start

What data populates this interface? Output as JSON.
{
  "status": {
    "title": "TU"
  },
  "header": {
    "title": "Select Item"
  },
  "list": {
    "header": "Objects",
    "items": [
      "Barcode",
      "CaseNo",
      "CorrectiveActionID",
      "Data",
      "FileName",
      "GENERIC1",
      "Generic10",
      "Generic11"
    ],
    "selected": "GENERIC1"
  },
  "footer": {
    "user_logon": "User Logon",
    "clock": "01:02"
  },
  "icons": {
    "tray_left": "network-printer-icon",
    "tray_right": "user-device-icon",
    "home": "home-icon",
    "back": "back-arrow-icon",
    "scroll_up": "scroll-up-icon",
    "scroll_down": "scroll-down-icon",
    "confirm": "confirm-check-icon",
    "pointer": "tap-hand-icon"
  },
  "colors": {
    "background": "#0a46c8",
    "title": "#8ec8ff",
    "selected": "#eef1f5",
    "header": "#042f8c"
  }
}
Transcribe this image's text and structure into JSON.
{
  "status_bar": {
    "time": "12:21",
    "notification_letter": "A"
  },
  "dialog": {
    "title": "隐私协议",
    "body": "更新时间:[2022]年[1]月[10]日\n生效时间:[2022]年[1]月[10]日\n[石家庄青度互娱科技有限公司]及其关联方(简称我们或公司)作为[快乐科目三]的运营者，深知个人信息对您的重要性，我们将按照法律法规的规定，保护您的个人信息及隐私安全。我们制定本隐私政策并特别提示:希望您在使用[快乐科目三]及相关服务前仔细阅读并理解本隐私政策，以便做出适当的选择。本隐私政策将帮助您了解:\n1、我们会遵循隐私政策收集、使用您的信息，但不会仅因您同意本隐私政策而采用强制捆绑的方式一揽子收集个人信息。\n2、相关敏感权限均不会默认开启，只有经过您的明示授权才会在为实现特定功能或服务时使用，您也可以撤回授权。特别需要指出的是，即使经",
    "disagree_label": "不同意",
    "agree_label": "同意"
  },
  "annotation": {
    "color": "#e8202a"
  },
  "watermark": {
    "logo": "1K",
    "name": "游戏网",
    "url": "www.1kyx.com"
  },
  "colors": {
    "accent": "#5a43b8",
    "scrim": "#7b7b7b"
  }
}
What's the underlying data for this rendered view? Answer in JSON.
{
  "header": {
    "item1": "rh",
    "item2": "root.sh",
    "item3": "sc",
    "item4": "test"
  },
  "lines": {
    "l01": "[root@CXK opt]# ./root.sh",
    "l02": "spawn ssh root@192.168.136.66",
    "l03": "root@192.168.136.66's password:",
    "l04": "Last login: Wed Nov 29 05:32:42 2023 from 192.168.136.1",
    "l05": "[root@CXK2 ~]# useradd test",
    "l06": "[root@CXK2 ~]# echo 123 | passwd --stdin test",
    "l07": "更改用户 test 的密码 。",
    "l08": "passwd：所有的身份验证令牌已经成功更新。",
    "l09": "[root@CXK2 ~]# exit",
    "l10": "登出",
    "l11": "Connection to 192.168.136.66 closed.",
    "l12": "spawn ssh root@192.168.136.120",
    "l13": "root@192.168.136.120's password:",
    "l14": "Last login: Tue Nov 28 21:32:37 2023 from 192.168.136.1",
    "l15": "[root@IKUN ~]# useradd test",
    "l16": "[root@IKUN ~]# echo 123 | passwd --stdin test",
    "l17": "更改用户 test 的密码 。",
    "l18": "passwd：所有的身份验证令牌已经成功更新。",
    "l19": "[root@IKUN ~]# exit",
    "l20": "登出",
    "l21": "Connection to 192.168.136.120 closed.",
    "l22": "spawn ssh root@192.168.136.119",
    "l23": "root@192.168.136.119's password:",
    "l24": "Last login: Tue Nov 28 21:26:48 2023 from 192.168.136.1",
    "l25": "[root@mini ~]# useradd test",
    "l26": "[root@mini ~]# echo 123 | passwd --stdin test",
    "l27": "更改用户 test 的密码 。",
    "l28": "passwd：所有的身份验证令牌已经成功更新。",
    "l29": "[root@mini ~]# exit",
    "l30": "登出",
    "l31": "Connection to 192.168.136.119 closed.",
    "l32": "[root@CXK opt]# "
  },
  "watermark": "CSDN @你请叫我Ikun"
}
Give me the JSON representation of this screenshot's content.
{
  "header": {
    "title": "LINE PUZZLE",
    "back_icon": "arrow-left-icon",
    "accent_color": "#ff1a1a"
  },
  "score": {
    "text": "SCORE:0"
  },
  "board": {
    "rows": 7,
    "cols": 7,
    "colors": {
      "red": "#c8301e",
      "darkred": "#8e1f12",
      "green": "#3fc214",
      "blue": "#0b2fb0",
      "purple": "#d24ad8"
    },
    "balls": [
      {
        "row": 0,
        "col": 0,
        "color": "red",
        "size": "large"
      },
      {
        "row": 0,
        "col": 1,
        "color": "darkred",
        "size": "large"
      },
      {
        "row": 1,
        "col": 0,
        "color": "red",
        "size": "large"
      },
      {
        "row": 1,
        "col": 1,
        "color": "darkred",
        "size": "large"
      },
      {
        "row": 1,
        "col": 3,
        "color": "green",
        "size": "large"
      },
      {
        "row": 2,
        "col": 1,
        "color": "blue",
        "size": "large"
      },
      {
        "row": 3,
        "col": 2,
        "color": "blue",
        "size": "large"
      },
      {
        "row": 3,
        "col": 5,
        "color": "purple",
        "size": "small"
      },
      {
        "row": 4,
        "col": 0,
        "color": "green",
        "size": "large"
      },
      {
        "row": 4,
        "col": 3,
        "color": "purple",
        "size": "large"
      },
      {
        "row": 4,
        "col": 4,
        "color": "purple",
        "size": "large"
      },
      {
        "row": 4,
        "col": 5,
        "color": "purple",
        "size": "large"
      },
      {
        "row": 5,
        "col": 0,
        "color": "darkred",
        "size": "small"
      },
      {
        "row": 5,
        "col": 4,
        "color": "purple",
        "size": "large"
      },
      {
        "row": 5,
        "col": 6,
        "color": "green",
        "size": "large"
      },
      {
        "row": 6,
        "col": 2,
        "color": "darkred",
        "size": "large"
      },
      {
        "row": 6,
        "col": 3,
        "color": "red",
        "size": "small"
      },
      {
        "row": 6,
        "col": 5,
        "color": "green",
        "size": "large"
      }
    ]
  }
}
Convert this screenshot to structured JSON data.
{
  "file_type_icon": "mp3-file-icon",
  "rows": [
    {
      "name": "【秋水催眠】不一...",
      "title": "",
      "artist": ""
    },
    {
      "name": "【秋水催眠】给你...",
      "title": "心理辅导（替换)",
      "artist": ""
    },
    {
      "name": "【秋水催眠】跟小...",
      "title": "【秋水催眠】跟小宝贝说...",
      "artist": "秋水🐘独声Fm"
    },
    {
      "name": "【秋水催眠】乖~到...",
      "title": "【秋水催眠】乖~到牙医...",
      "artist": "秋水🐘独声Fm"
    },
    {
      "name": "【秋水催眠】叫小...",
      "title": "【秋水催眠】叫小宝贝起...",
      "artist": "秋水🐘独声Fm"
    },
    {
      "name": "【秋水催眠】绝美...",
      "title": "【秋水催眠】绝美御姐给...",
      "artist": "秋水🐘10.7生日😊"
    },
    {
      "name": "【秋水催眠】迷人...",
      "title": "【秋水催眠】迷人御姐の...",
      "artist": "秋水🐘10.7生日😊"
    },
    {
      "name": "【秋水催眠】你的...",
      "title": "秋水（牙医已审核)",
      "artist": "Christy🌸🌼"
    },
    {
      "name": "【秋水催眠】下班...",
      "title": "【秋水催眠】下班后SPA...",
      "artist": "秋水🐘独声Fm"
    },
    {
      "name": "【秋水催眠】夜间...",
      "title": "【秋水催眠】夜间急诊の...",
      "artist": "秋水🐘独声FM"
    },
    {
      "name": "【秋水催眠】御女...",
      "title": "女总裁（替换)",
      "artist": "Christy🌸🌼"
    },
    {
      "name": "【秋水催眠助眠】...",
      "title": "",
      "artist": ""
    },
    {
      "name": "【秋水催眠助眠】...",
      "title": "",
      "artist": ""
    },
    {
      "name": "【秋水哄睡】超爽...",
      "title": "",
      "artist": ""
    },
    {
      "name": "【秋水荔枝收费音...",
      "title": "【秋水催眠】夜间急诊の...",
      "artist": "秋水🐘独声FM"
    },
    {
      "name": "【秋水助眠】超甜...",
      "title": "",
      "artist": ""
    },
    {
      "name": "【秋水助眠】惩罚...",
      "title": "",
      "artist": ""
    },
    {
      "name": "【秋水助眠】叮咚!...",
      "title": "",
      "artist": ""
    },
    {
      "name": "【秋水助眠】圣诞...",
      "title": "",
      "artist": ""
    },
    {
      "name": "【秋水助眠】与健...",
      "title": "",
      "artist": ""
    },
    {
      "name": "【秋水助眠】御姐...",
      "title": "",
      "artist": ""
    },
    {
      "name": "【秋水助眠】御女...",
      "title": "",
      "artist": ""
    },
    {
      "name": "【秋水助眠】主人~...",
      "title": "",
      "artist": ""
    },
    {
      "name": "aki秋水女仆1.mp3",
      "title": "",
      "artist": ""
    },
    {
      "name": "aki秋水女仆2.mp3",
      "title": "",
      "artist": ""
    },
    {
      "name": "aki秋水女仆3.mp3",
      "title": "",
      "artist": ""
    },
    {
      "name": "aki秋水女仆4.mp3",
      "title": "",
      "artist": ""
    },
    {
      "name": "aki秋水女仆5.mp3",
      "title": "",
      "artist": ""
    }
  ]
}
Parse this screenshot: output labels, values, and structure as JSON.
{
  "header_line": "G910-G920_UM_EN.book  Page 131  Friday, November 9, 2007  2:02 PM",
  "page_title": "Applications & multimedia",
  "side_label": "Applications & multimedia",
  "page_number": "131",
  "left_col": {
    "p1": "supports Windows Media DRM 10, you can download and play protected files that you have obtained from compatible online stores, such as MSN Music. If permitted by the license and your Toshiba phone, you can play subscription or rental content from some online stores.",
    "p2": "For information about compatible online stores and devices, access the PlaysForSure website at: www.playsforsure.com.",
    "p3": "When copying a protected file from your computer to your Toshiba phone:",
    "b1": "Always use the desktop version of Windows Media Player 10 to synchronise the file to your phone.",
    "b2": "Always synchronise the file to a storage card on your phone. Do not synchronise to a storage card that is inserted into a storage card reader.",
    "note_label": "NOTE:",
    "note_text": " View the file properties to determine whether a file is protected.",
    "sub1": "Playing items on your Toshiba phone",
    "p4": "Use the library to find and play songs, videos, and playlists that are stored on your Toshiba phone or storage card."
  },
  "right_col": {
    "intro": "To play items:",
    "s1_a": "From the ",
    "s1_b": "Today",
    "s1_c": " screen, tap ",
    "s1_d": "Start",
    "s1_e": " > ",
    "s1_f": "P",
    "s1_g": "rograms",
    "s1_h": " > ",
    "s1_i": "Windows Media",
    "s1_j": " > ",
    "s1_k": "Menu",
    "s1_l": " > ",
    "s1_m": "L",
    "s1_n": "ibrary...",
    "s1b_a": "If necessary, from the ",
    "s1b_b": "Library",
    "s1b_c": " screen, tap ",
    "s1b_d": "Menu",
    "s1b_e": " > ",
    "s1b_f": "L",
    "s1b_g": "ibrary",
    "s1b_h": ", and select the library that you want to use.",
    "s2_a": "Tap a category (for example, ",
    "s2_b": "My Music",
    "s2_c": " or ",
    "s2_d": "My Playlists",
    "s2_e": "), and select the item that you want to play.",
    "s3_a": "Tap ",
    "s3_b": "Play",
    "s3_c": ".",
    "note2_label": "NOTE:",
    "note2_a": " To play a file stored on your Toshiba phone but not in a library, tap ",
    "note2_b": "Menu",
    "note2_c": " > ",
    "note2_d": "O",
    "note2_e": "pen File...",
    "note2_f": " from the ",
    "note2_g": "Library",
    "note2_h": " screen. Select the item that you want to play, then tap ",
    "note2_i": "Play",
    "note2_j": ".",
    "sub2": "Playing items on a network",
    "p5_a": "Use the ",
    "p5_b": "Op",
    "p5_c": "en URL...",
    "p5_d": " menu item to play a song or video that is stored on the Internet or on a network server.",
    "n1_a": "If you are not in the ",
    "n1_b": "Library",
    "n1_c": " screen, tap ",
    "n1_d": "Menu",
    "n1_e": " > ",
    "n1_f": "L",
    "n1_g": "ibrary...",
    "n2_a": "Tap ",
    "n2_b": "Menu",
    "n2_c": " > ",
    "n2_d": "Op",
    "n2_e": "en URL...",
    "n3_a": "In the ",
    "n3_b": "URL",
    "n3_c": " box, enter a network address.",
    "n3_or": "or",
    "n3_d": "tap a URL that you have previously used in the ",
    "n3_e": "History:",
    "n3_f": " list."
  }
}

end

• _The problem_: Work out how many lines of the listing above include the word "spawn". Reply with nothing but the count.

• _Exercise result_: 3